------ RECORD SET ------

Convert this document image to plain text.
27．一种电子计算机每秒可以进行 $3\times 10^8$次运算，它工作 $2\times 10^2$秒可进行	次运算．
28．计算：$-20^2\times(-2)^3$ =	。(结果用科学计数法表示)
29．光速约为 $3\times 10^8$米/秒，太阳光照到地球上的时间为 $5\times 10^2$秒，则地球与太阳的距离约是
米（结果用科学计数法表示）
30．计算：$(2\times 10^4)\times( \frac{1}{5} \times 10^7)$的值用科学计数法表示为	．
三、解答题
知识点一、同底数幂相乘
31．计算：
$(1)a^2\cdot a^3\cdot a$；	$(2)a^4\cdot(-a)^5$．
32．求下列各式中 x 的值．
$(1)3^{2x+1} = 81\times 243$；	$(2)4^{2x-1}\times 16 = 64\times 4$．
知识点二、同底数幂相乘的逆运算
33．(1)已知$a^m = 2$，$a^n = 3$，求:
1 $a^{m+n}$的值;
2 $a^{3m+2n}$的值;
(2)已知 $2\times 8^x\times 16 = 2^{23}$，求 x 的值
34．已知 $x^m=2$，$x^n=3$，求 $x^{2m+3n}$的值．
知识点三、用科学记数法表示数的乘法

------
------ RECORD SET ------

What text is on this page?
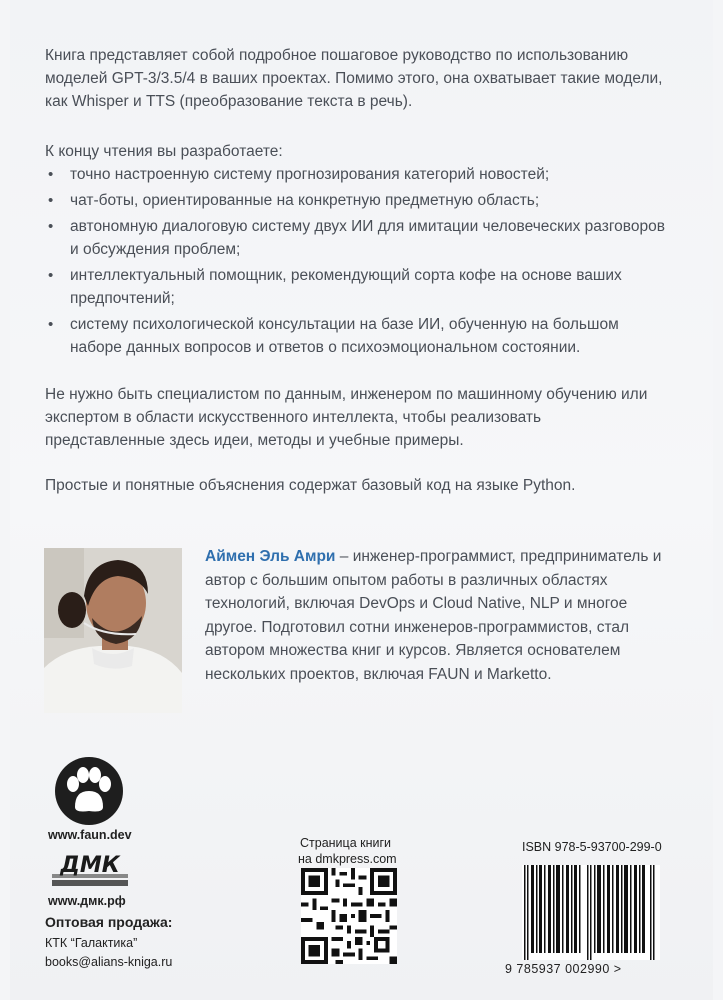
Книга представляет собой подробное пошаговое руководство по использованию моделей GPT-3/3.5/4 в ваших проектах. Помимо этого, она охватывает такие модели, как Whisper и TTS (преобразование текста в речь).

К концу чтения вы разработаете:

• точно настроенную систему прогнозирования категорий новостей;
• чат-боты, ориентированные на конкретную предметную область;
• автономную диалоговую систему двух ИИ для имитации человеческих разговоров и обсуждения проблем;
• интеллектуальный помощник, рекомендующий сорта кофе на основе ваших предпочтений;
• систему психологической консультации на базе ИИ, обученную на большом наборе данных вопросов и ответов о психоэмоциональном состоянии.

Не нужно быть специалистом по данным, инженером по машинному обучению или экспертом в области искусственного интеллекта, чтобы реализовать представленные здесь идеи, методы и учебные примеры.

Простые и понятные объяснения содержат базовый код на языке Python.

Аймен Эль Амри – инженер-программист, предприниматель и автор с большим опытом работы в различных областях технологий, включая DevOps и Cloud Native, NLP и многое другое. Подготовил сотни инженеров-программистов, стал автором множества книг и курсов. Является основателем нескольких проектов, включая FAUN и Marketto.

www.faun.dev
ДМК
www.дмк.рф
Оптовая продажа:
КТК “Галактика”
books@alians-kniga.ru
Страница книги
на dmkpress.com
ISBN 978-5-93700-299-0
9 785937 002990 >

------
------ RECORD SET ------

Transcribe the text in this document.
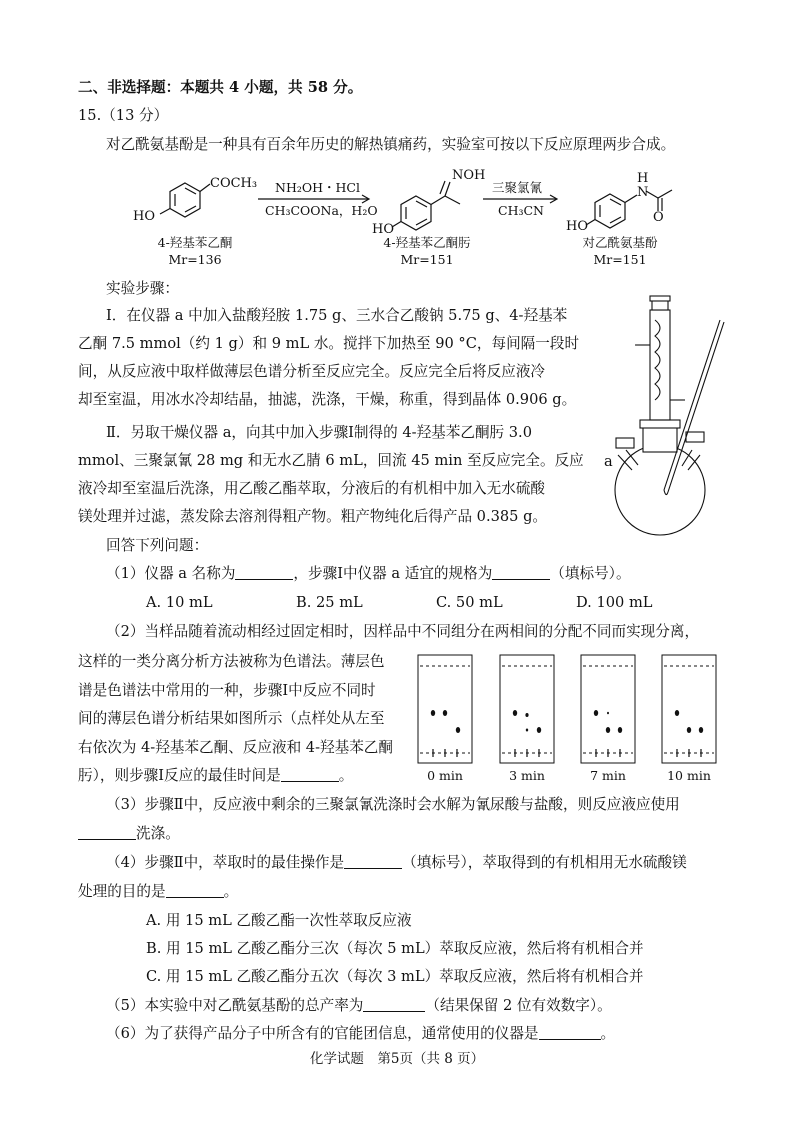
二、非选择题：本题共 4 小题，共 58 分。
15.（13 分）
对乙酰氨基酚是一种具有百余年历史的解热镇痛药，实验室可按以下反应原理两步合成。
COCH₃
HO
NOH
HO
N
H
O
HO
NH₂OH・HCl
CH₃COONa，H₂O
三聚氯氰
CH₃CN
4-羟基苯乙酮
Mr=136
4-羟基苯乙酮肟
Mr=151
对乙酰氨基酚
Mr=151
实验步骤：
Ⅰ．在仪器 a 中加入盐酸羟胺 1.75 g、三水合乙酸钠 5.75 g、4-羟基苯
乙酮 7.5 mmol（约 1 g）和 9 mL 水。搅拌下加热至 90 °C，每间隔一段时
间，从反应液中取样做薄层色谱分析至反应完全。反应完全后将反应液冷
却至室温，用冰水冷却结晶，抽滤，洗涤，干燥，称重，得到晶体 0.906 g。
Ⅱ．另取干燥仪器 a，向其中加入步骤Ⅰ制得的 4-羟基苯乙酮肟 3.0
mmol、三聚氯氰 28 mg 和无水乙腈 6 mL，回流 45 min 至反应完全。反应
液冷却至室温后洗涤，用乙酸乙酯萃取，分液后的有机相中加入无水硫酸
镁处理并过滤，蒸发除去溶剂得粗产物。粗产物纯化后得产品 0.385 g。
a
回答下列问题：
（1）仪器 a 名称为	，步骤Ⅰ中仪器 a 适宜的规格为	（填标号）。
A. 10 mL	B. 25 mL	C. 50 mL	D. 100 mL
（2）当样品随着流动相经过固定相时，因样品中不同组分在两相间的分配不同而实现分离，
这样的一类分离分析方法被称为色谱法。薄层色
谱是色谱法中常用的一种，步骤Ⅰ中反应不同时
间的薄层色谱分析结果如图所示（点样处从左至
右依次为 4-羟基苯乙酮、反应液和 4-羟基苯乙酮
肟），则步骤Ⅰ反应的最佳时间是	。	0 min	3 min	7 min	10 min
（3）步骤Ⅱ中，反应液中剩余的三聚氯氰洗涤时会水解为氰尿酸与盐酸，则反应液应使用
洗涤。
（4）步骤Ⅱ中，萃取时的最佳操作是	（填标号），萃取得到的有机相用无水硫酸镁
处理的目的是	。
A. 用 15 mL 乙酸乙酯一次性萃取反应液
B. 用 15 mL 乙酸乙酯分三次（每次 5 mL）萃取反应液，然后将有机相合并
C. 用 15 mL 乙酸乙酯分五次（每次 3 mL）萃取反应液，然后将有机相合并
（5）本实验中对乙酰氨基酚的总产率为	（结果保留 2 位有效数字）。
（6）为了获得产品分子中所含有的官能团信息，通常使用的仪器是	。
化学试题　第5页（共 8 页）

------

PROMPT: From the listing above, return each line with the word "结果用科学计数法表示".

SOLUTION BELOW:
28．计算：$-20^2\times(-2)^3$ =	。(结果用科学计数法表示)
米（结果用科学计数法表示）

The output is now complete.